[Data excerpts]
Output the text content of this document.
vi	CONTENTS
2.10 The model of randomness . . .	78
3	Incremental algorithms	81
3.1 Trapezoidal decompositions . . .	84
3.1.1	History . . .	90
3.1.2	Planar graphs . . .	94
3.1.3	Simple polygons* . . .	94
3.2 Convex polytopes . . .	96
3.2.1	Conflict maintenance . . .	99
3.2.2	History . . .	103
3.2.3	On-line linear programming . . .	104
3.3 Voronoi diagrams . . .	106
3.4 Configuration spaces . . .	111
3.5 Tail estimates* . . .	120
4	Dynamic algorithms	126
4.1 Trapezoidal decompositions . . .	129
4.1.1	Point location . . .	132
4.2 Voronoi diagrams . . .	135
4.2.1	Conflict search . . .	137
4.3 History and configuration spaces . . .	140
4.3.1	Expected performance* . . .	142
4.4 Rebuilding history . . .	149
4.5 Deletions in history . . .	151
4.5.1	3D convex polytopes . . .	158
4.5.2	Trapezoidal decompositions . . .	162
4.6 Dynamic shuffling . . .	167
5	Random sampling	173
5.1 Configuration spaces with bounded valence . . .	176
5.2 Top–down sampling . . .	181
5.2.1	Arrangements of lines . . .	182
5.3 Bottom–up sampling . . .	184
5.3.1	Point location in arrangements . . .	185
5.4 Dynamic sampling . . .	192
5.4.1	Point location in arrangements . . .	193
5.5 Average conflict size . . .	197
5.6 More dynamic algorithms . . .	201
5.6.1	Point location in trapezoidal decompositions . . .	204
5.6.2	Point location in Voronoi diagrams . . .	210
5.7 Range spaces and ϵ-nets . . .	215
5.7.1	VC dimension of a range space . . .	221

= WHAT NEEDS TO BE DONE =
Would you restate each of the entries word for word?

= EXPECTED ANSWER =
Output the text content of this document.
vi	CONTENTS
2.10 The model of randomness . . .	78
3	Incremental algorithms	81
3.1 Trapezoidal decompositions . . .	84
3.1.1	History . . .	90
3.1.2	Planar graphs . . .	94
3.1.3	Simple polygons* . . .	94
3.2 Convex polytopes . . .	96
3.2.1	Conflict maintenance . . .	99
3.2.2	History . . .	103
3.2.3	On-line linear programming . . .	104
3.3 Voronoi diagrams . . .	106
3.4 Configuration spaces . . .	111
3.5 Tail estimates* . . .	120
4	Dynamic algorithms	126
4.1 Trapezoidal decompositions . . .	129
4.1.1	Point location . . .	132
4.2 Voronoi diagrams . . .	135
4.2.1	Conflict search . . .	137
4.3 History and configuration spaces . . .	140
4.3.1	Expected performance* . . .	142
4.4 Rebuilding history . . .	149
4.5 Deletions in history . . .	151
4.5.1	3D convex polytopes . . .	158
4.5.2	Trapezoidal decompositions . . .	162
4.6 Dynamic shuffling . . .	167
5	Random sampling	173
5.1 Configuration spaces with bounded valence . . .	176
5.2 Top–down sampling . . .	181
5.2.1	Arrangements of lines . . .	182
5.3 Bottom–up sampling . . .	184
5.3.1	Point location in arrangements . . .	185
5.4 Dynamic sampling . . .	192
5.4.1	Point location in arrangements . . .	193
5.5 Average conflict size . . .	197
5.6 More dynamic algorithms . . .	201
5.6.1	Point location in trapezoidal decompositions . . .	204
5.6.2	Point location in Voronoi diagrams . . .	210
5.7 Range spaces and ϵ-nets . . .	215
5.7.1	VC dimension of a range space . . .	221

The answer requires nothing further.